** Aim **
Gather all lines from the material that contain "image".

################

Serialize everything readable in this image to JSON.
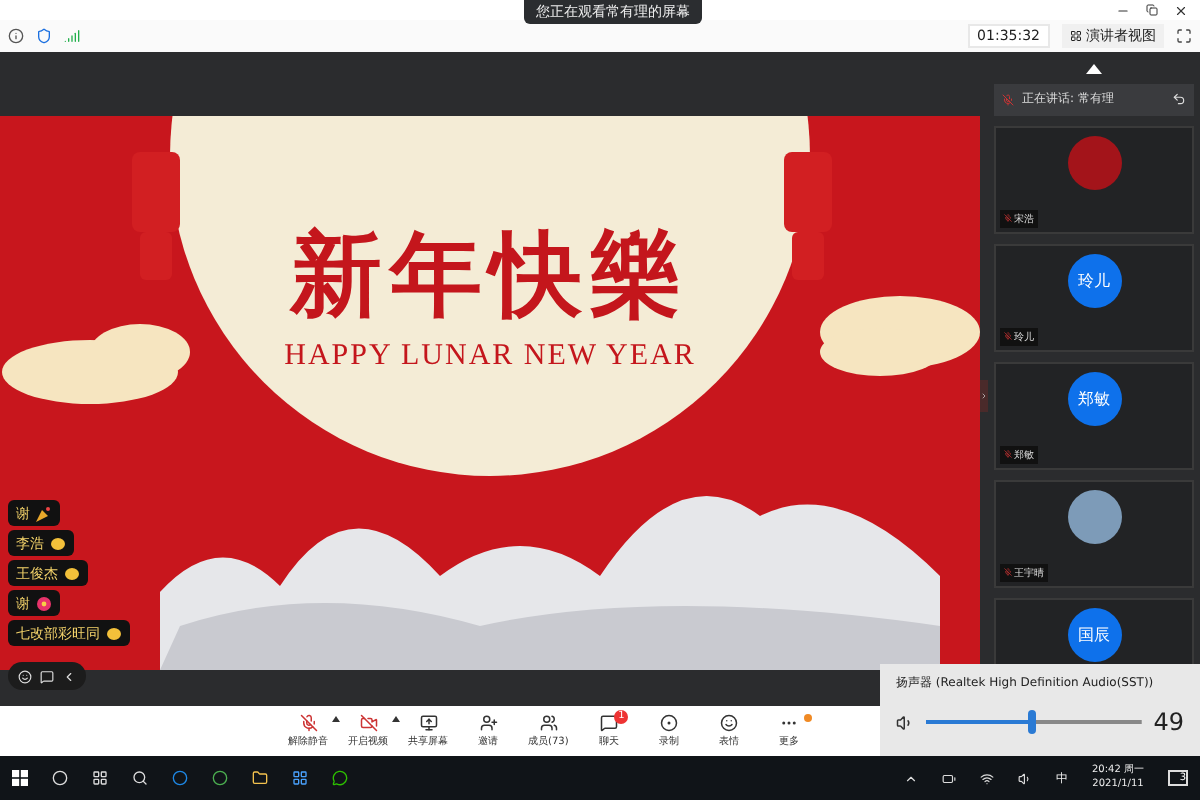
{
  "window": {
    "banner": "您正在观看常有理的屏幕"
  },
  "toolbar": {
    "timer": "01:35:32",
    "view_button": "演讲者视图"
  },
  "slide": {
    "title": "新年快樂",
    "subtitle": "HAPPY LUNAR NEW YEAR"
  },
  "reactions": [
    {
      "name": "谢",
      "kind": "party"
    },
    {
      "name": "李浩",
      "kind": "clap"
    },
    {
      "name": "王俊杰",
      "kind": "clap"
    },
    {
      "name": "谢",
      "kind": "flower"
    },
    {
      "name": "七改部彩旺同",
      "kind": "clap"
    }
  ],
  "speaker_panel": {
    "label": "正在讲话: 常有理",
    "participants": [
      {
        "name": "宋浩",
        "kind": "image"
      },
      {
        "name": "玲儿",
        "kind": "initials",
        "avatar_text": "玲儿"
      },
      {
        "name": "郑敏",
        "kind": "initials",
        "avatar_text": "郑敏"
      },
      {
        "name": "王宇晴",
        "kind": "photo"
      },
      {
        "kind": "initials",
        "avatar_text": "国辰"
      }
    ]
  },
  "meeting_controls": [
    {
      "label": "解除静音",
      "kind": "mic",
      "caret": true
    },
    {
      "label": "开启视频",
      "kind": "video",
      "caret": true
    },
    {
      "label": "共享屏幕",
      "kind": "share",
      "caret": false
    },
    {
      "label": "邀请",
      "kind": "invite",
      "caret": false
    },
    {
      "label": "成员(73)",
      "kind": "members",
      "caret": false
    },
    {
      "label": "聊天",
      "kind": "chat",
      "caret": false,
      "badge": "1"
    },
    {
      "label": "录制",
      "kind": "record",
      "caret": false
    },
    {
      "label": "表情",
      "kind": "emoji",
      "caret": false
    },
    {
      "label": "更多",
      "kind": "more",
      "caret": false,
      "dot": true
    }
  ],
  "volume": {
    "device": "扬声器 (Realtek High Definition Audio(SST))",
    "level": 0.49,
    "reading": "49"
  },
  "taskbar": {
    "ime": "中",
    "time": "20:42 周一",
    "date": "2021/1/11",
    "notifications": "3"
  }
}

################

** Solution **
Serialize everything readable in this image to JSON.
        "kind": "image"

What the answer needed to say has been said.